■ **Material provided**:
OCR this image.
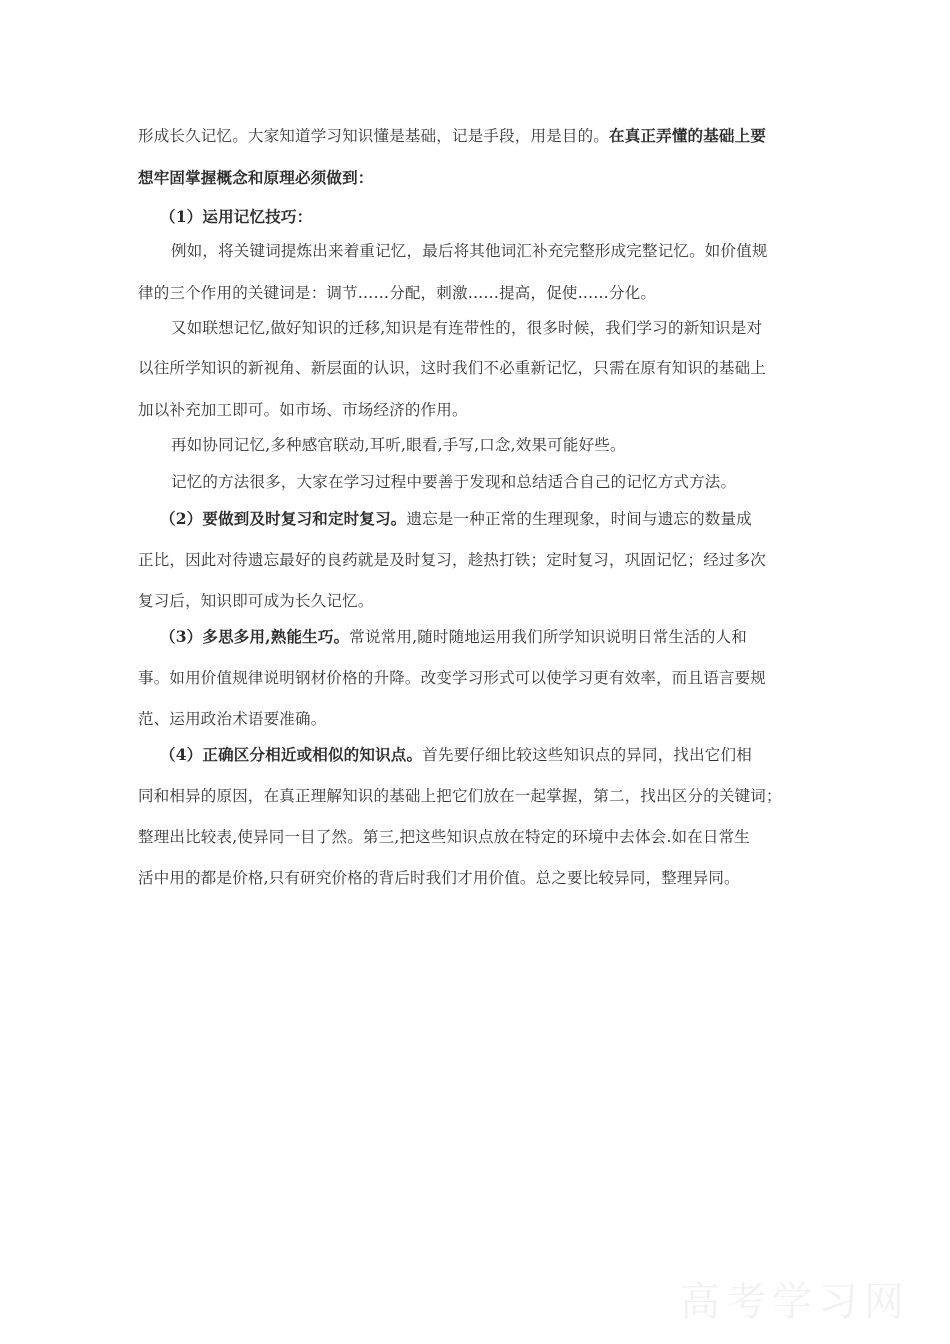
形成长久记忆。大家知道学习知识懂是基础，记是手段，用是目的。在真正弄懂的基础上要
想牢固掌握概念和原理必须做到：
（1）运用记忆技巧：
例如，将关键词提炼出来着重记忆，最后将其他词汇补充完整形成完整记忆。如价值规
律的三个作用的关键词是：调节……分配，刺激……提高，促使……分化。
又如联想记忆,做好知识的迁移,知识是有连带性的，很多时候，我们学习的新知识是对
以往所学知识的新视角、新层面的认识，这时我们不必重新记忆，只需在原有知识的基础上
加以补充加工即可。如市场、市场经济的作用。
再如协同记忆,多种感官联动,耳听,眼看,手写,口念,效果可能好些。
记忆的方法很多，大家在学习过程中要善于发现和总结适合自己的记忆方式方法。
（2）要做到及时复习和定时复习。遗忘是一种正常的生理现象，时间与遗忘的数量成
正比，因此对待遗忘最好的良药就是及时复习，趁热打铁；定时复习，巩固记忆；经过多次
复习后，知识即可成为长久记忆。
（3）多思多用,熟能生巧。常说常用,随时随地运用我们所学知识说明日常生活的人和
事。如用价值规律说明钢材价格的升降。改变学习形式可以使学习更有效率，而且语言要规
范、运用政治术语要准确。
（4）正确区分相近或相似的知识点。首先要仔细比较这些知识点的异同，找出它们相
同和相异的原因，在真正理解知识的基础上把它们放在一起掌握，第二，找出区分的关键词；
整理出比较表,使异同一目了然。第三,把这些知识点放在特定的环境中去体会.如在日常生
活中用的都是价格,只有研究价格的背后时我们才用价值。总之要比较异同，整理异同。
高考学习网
---
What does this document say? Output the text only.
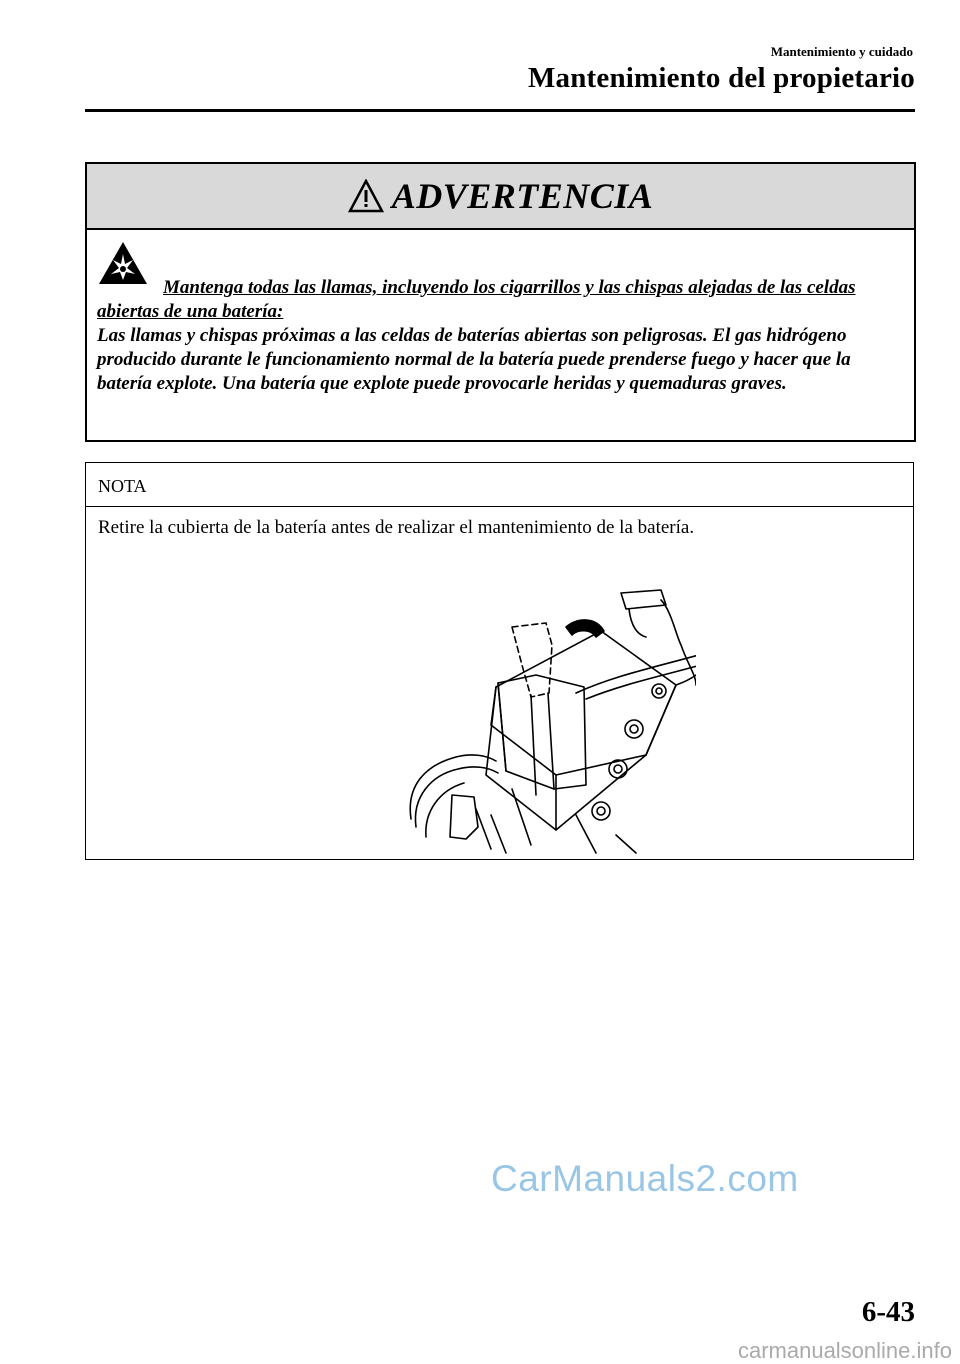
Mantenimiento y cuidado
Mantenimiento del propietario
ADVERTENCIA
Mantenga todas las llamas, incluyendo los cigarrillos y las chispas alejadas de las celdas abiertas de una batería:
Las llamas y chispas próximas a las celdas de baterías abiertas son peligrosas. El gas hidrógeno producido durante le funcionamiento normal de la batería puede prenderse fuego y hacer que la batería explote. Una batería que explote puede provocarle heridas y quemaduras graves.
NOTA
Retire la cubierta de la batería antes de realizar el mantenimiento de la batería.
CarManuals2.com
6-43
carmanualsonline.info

■ **Stated goal**: Filter the listing for the word "chispas" and copy every line that holds it.

■ **Written solution**:
Mantenga todas las llamas, incluyendo los cigarrillos y las chispas alejadas de las celdas abiertas de una batería:
Las llamas y chispas próximas a las celdas de baterías abiertas son peligrosas. El gas hidrógeno producido durante le funcionamiento normal de la batería puede prenderse fuego y hacer que la batería explote. Una batería que explote puede provocarle heridas y quemaduras graves.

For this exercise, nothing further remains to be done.